*Exercise brief*
Repeat every entry in the listing below, exactly.

*Recorded information*
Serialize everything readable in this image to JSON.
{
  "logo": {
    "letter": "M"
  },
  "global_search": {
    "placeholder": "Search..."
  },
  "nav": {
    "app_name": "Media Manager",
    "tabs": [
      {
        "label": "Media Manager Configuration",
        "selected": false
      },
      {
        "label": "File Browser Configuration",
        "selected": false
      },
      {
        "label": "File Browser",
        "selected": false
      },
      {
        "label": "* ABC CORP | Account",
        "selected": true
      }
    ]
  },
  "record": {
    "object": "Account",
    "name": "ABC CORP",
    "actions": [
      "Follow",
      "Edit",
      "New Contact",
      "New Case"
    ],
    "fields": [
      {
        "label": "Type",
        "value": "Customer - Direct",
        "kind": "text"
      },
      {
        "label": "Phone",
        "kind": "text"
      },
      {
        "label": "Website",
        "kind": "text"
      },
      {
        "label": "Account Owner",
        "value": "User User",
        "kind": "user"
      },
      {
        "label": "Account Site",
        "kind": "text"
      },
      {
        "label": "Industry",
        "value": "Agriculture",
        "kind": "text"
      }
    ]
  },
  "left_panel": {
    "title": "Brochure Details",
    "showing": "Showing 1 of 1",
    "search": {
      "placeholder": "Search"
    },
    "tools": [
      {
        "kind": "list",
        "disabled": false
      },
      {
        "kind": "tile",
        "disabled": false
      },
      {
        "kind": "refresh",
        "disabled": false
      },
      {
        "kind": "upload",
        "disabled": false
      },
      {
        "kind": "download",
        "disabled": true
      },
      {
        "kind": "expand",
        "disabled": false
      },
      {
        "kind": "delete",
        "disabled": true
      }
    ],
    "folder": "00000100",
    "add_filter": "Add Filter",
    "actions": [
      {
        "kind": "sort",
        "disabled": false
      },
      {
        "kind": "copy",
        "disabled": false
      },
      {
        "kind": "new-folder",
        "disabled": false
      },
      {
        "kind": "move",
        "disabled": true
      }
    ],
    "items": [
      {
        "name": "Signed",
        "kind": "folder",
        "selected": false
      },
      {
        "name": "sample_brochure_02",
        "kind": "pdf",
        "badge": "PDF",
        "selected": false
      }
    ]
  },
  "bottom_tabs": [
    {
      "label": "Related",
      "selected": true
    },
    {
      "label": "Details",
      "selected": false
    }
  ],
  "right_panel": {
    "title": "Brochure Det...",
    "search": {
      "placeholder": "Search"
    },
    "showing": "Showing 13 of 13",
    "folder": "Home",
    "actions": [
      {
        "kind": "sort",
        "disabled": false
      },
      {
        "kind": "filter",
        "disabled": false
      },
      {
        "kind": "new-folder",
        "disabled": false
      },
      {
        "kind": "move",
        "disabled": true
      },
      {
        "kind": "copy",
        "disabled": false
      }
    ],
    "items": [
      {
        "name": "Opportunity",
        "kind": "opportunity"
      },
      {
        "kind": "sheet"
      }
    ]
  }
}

*Task solution*
Serialize everything readable in this image to JSON.
{
  "logo": {
    "letter": "M"
  },
  "global_search": {
    "placeholder": "Search..."
  },
  "nav": {
    "app_name": "Media Manager",
    "tabs": [
      {
        "label": "Media Manager Configuration",
        "selected": false
      },
      {
        "label": "File Browser Configuration",
        "selected": false
      },
      {
        "label": "File Browser",
        "selected": false
      },
      {
        "label": "* ABC CORP | Account",
        "selected": true
      }
    ]
  },
  "record": {
    "object": "Account",
    "name": "ABC CORP",
    "actions": [
      "Follow",
      "Edit",
      "New Contact",
      "New Case"
    ],
    "fields": [
      {
        "label": "Type",
        "value": "Customer - Direct",
        "kind": "text"
      },
      {
        "label": "Phone",
        "kind": "text"
      },
      {
        "label": "Website",
        "kind": "text"
      },
      {
        "label": "Account Owner",
        "value": "User User",
        "kind": "user"
      },
      {
        "label": "Account Site",
        "kind": "text"
      },
      {
        "label": "Industry",
        "value": "Agriculture",
        "kind": "text"
      }
    ]
  },
  "left_panel": {
    "title": "Brochure Details",
    "showing": "Showing 1 of 1",
    "search": {
      "placeholder": "Search"
    },
    "tools": [
      {
        "kind": "list",
        "disabled": false
      },
      {
        "kind": "tile",
        "disabled": false
      },
      {
        "kind": "refresh",
        "disabled": false
      },
      {
        "kind": "upload",
        "disabled": false
      },
      {
        "kind": "download",
        "disabled": true
      },
      {
        "kind": "expand",
        "disabled": false
      },
      {
        "kind": "delete",
        "disabled": true
      }
    ],
    "folder": "00000100",
    "add_filter": "Add Filter",
    "actions": [
      {
        "kind": "sort",
        "disabled": false
      },
      {
        "kind": "copy",
        "disabled": false
      },
      {
        "kind": "new-folder",
        "disabled": false
      },
      {
        "kind": "move",
        "disabled": true
      }
    ],
    "items": [
      {
        "name": "Signed",
        "kind": "folder",
        "selected": false
      },
      {
        "name": "sample_brochure_02",
        "kind": "pdf",
        "badge": "PDF",
        "selected": false
      }
    ]
  },
  "bottom_tabs": [
    {
      "label": "Related",
      "selected": true
    },
    {
      "label": "Details",
      "selected": false
    }
  ],
  "right_panel": {
    "title": "Brochure Det...",
    "search": {
      "placeholder": "Search"
    },
    "showing": "Showing 13 of 13",
    "folder": "Home",
    "actions": [
      {
        "kind": "sort",
        "disabled": false
      },
      {
        "kind": "filter",
        "disabled": false
      },
      {
        "kind": "new-folder",
        "disabled": false
      },
      {
        "kind": "move",
        "disabled": true
      },
      {
        "kind": "copy",
        "disabled": false
      }
    ],
    "items": [
      {
        "name": "Opportunity",
        "kind": "opportunity"
      },
      {
        "kind": "sheet"
      }
    ]
  }
}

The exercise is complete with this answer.